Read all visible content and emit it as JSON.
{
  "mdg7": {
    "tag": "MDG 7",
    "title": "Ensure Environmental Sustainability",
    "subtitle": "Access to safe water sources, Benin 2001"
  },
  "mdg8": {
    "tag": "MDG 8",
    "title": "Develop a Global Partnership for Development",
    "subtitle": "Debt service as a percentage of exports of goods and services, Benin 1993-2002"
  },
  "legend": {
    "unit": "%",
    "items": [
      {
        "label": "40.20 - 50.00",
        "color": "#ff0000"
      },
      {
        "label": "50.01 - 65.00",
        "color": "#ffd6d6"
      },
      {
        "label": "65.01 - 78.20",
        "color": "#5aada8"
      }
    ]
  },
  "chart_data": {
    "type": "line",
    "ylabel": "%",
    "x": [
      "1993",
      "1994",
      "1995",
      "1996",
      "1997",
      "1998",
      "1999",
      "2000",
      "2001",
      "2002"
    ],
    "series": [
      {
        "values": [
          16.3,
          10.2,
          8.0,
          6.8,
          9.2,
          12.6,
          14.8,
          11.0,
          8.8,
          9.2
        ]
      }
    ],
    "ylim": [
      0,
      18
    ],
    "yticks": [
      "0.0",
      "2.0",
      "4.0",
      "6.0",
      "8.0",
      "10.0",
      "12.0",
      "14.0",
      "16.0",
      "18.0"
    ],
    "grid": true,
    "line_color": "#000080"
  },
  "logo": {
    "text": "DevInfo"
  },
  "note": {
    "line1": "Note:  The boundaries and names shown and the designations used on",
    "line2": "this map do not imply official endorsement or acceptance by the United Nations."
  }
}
::::::::::
The problem ::
Check each line above for the word "subtitle" and copy the ones that have it.

Exercise solution ::
    "subtitle": "Access to safe water sources, Benin 2001"
    "subtitle": "Debt service as a percentage of exports of goods and services, Benin 1993-2002"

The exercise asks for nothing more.